_Stored rows_.
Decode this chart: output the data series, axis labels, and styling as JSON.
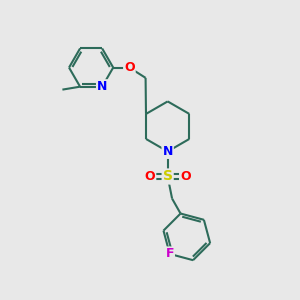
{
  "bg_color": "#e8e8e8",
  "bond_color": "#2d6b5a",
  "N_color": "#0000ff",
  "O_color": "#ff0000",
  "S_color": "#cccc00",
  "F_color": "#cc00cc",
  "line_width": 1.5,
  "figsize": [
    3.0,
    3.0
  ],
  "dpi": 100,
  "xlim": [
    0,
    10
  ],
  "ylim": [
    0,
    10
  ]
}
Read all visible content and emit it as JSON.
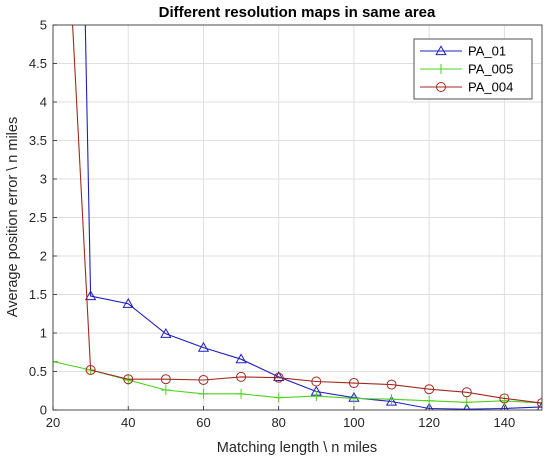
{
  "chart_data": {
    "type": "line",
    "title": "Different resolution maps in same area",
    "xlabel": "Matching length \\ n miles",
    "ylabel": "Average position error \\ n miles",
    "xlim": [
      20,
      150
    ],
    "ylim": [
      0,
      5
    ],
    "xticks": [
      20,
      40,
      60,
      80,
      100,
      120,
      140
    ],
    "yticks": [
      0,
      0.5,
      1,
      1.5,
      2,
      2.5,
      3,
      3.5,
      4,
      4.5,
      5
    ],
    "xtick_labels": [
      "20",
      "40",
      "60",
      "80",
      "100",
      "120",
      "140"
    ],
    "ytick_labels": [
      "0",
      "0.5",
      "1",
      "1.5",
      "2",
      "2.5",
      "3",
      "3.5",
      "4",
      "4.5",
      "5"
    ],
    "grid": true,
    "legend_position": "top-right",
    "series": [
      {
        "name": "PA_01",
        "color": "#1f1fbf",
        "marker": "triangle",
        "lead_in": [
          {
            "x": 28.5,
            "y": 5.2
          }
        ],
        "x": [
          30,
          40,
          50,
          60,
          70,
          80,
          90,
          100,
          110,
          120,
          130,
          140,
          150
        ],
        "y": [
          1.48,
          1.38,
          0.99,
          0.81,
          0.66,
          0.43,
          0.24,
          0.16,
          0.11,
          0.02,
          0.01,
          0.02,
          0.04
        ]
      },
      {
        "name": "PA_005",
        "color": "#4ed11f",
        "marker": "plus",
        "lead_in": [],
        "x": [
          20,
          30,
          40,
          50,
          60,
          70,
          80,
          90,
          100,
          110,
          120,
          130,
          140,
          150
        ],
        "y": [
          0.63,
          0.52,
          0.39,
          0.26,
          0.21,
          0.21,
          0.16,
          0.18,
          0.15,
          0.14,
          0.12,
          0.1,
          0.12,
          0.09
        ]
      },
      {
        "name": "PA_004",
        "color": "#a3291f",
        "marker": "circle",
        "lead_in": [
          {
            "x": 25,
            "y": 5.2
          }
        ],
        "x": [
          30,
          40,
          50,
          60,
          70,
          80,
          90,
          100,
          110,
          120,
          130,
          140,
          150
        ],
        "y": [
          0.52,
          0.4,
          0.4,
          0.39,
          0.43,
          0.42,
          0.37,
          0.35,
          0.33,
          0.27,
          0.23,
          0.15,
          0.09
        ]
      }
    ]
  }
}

---

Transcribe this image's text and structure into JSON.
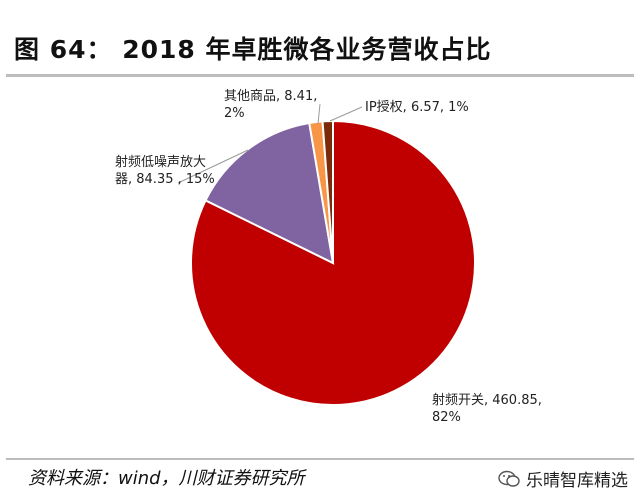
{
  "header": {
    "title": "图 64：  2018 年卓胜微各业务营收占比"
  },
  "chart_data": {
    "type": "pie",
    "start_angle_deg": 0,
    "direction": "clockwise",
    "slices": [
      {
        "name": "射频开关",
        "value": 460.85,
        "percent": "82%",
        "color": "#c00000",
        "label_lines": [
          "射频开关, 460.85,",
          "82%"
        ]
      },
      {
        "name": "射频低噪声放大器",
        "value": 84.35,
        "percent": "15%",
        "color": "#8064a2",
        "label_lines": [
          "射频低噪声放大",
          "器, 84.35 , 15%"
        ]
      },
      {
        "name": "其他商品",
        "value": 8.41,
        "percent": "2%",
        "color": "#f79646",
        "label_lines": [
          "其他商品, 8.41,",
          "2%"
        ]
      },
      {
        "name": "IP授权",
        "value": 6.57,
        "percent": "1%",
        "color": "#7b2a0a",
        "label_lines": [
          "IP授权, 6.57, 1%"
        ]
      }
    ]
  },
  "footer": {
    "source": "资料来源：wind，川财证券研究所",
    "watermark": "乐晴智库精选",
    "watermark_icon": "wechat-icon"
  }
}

_Work required_. Only the number is wanted: how many lines in the data include the string "this"?

_Correct result_. 2